Set exercise
Exactly reproduce all the records, keeping pictures out of the copy.

Dataset excerpts
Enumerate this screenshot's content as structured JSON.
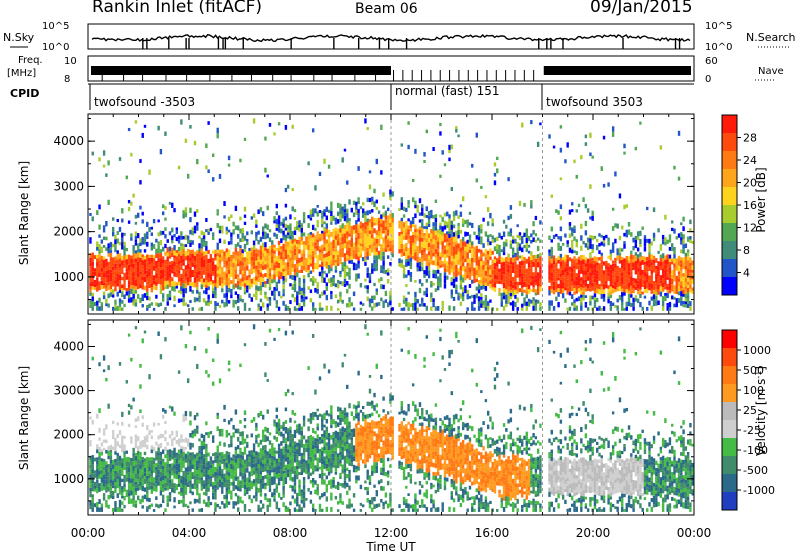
{
  "header": {
    "station": "Rankin Inlet (fitACF)",
    "beam": "Beam 06",
    "date": "09/Jan/2015"
  },
  "top_panels": {
    "nsky_label": "N.Sky",
    "nsearch_label": "N.Search",
    "noise_ticks": [
      "10^5",
      "10^0"
    ],
    "freq_label": "Freq.",
    "freq_unit": "[MHz]",
    "freq_ticks": [
      "10",
      "8"
    ],
    "nave_label": "Nave",
    "nave_ticks": [
      "60",
      "0"
    ],
    "cpid_label": "CPID",
    "cpid_modes": [
      "twofsound -3503",
      "normal (fast) 151",
      "twofsound 3503"
    ]
  },
  "colors": {
    "power_scale": [
      "#0000ff",
      "#2255c8",
      "#3f8c7a",
      "#52a852",
      "#a8cc2e",
      "#ffd21e",
      "#ffa51c",
      "#ff7a14",
      "#ff4a0e",
      "#ff1a0a"
    ],
    "velocity_scale": [
      "#ff0000",
      "#ff4a0e",
      "#ff7a14",
      "#ff9a20",
      "#bbbbbb",
      "#cfcfcf",
      "#44bb44",
      "#3f8c6a",
      "#2b6a88",
      "#1f3fc0"
    ]
  },
  "chart_data": [
    {
      "type": "heatmap",
      "title": "",
      "xlabel": "",
      "ylabel": "Slant Range [km]",
      "x_ticks": [
        "00:00",
        "04:00",
        "08:00",
        "12:00",
        "16:00",
        "20:00",
        "00:00"
      ],
      "y_ticks": [
        "1000",
        "2000",
        "3000",
        "4000"
      ],
      "xlim": [
        0,
        24
      ],
      "ylim": [
        180,
        4600
      ],
      "colorbar_label": "Power [dB]",
      "colorbar_ticks": [
        "4",
        "8",
        "12",
        "16",
        "20",
        "24",
        "28"
      ],
      "colorbar_range": [
        0,
        30
      ],
      "mode_boundaries_hours": [
        12.0,
        18.0
      ]
    },
    {
      "type": "heatmap",
      "title": "",
      "xlabel": "Time UT",
      "ylabel": "Slant Range [km]",
      "x_ticks": [
        "00:00",
        "04:00",
        "08:00",
        "12:00",
        "16:00",
        "20:00",
        "00:00"
      ],
      "y_ticks": [
        "1000",
        "2000",
        "3000",
        "4000"
      ],
      "xlim": [
        0,
        24
      ],
      "ylim": [
        180,
        4600
      ],
      "colorbar_label": "Velocity [m s-1]",
      "colorbar_ticks": [
        "1000",
        "500",
        "100",
        "25",
        "-25",
        "-100",
        "-500",
        "-1000"
      ],
      "mode_boundaries_hours": [
        12.0,
        18.0
      ]
    }
  ]
}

Solution for this problem
Enumerate this screenshot's content as structured JSON.
{
  "header": {
    "station": "Rankin Inlet (fitACF)",
    "beam": "Beam 06",
    "date": "09/Jan/2015"
  },
  "top_panels": {
    "nsky_label": "N.Sky",
    "nsearch_label": "N.Search",
    "noise_ticks": [
      "10^5",
      "10^0"
    ],
    "freq_label": "Freq.",
    "freq_unit": "[MHz]",
    "freq_ticks": [
      "10",
      "8"
    ],
    "nave_label": "Nave",
    "nave_ticks": [
      "60",
      "0"
    ],
    "cpid_label": "CPID",
    "cpid_modes": [
      "twofsound -3503",
      "normal (fast) 151",
      "twofsound 3503"
    ]
  },
  "colors": {
    "power_scale": [
      "#0000ff",
      "#2255c8",
      "#3f8c7a",
      "#52a852",
      "#a8cc2e",
      "#ffd21e",
      "#ffa51c",
      "#ff7a14",
      "#ff4a0e",
      "#ff1a0a"
    ],
    "velocity_scale": [
      "#ff0000",
      "#ff4a0e",
      "#ff7a14",
      "#ff9a20",
      "#bbbbbb",
      "#cfcfcf",
      "#44bb44",
      "#3f8c6a",
      "#2b6a88",
      "#1f3fc0"
    ]
  },
  "chart_data": [
    {
      "type": "heatmap",
      "title": "",
      "xlabel": "",
      "ylabel": "Slant Range [km]",
      "x_ticks": [
        "00:00",
        "04:00",
        "08:00",
        "12:00",
        "16:00",
        "20:00",
        "00:00"
      ],
      "y_ticks": [
        "1000",
        "2000",
        "3000",
        "4000"
      ],
      "xlim": [
        0,
        24
      ],
      "ylim": [
        180,
        4600
      ],
      "colorbar_label": "Power [dB]",
      "colorbar_ticks": [
        "4",
        "8",
        "12",
        "16",
        "20",
        "24",
        "28"
      ],
      "colorbar_range": [
        0,
        30
      ],
      "mode_boundaries_hours": [
        12.0,
        18.0
      ]
    },
    {
      "type": "heatmap",
      "title": "",
      "xlabel": "Time UT",
      "ylabel": "Slant Range [km]",
      "x_ticks": [
        "00:00",
        "04:00",
        "08:00",
        "12:00",
        "16:00",
        "20:00",
        "00:00"
      ],
      "y_ticks": [
        "1000",
        "2000",
        "3000",
        "4000"
      ],
      "xlim": [
        0,
        24
      ],
      "ylim": [
        180,
        4600
      ],
      "colorbar_label": "Velocity [m s-1]",
      "colorbar_ticks": [
        "1000",
        "500",
        "100",
        "25",
        "-25",
        "-100",
        "-500",
        "-1000"
      ],
      "mode_boundaries_hours": [
        12.0,
        18.0
      ]
    }
  ]
}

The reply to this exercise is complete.